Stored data
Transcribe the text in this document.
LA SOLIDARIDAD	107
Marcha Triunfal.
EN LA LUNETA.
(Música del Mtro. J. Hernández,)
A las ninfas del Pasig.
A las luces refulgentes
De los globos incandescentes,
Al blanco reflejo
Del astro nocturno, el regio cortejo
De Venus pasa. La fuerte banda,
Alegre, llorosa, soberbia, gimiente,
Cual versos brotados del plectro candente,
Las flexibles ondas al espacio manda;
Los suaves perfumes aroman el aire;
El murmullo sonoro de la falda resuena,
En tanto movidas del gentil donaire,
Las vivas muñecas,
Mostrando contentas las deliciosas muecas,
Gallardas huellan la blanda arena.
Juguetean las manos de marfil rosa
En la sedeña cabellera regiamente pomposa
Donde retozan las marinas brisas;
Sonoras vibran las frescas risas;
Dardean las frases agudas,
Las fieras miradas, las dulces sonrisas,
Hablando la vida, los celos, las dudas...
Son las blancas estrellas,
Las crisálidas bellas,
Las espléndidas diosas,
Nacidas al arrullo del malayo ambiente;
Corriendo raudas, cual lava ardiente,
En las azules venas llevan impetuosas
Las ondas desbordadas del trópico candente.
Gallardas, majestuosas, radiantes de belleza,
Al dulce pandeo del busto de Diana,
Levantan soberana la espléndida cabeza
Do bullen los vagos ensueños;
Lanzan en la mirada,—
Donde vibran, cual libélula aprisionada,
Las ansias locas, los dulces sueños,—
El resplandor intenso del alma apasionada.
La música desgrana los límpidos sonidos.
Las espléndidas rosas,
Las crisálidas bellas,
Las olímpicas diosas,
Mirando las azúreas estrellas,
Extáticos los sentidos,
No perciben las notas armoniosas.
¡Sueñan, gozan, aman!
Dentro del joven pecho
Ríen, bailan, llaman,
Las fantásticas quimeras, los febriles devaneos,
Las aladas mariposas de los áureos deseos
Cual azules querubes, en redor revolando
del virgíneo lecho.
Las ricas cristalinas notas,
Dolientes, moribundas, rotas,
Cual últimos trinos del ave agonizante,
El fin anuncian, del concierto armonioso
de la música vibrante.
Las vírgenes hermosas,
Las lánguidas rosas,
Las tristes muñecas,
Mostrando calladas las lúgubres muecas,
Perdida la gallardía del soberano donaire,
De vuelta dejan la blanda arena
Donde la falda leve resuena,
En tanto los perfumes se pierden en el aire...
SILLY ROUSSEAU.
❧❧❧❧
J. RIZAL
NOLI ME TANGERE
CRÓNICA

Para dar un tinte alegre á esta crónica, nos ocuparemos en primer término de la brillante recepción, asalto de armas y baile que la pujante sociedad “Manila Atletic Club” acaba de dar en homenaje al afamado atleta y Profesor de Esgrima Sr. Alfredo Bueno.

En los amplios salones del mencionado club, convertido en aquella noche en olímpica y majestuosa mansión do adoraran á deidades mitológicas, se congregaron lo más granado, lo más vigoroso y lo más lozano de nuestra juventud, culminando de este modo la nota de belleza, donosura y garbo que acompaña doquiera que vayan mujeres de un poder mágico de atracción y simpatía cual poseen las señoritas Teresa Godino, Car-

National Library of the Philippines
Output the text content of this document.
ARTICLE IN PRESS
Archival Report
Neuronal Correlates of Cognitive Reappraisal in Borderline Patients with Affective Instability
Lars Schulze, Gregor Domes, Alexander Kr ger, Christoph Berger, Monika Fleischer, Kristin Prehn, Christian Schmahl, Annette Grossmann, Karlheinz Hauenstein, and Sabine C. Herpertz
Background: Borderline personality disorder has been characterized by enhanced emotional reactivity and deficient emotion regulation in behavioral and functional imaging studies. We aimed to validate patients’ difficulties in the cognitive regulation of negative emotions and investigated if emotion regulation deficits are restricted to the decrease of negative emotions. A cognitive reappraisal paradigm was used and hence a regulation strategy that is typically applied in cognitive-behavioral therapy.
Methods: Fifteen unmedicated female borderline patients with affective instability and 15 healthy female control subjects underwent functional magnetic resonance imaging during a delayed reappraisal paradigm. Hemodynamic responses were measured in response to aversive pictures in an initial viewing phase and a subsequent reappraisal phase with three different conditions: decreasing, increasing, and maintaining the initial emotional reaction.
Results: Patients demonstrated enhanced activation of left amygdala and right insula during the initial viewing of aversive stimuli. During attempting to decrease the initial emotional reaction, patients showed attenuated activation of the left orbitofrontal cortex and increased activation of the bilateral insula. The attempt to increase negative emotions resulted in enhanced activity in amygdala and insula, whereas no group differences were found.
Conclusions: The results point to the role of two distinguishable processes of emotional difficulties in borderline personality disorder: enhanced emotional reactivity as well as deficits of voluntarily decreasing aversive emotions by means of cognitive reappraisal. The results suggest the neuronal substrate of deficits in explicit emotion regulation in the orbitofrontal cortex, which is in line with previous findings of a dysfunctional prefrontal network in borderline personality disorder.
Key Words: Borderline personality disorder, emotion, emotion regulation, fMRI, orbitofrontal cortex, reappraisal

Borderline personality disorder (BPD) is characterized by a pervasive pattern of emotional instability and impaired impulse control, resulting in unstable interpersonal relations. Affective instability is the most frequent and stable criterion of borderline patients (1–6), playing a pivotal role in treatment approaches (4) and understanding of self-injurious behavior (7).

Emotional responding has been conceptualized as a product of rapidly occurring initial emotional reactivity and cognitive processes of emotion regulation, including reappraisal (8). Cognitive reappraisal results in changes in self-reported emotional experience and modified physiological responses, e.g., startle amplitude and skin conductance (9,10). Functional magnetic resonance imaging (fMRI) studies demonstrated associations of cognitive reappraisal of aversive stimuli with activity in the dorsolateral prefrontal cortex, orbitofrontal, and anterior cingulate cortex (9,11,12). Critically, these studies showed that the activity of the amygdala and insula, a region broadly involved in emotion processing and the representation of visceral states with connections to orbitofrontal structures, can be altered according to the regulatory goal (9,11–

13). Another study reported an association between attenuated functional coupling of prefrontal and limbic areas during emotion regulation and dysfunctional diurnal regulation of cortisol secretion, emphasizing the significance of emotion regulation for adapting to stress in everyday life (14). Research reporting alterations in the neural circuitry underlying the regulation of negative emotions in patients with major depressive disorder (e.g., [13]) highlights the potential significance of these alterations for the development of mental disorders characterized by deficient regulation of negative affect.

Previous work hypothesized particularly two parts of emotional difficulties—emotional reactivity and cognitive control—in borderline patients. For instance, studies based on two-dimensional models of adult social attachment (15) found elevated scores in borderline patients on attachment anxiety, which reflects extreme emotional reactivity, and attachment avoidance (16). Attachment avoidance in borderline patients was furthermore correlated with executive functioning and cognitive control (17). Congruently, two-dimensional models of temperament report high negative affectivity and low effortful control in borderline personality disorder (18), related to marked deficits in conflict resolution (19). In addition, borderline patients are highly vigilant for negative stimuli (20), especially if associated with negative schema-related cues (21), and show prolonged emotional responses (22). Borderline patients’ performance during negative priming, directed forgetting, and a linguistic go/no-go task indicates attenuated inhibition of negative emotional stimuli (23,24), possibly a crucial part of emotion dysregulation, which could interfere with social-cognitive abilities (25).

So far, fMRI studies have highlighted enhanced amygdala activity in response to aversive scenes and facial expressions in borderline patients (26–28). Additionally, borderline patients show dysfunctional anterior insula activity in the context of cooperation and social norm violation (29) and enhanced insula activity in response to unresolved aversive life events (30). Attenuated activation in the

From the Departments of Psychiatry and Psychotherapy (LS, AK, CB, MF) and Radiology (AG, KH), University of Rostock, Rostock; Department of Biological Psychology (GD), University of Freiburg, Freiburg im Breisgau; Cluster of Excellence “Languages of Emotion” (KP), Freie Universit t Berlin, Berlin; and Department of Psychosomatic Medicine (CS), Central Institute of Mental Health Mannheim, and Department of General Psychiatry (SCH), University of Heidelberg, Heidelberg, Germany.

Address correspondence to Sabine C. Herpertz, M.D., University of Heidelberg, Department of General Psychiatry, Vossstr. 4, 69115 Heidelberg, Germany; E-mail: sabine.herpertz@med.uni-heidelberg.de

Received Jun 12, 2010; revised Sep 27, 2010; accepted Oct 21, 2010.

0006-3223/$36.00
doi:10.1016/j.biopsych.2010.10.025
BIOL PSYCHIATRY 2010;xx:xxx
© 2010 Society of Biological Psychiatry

Task objective
Using the records above, say how many lines contain the string "life"; offer no other text.

Task response
2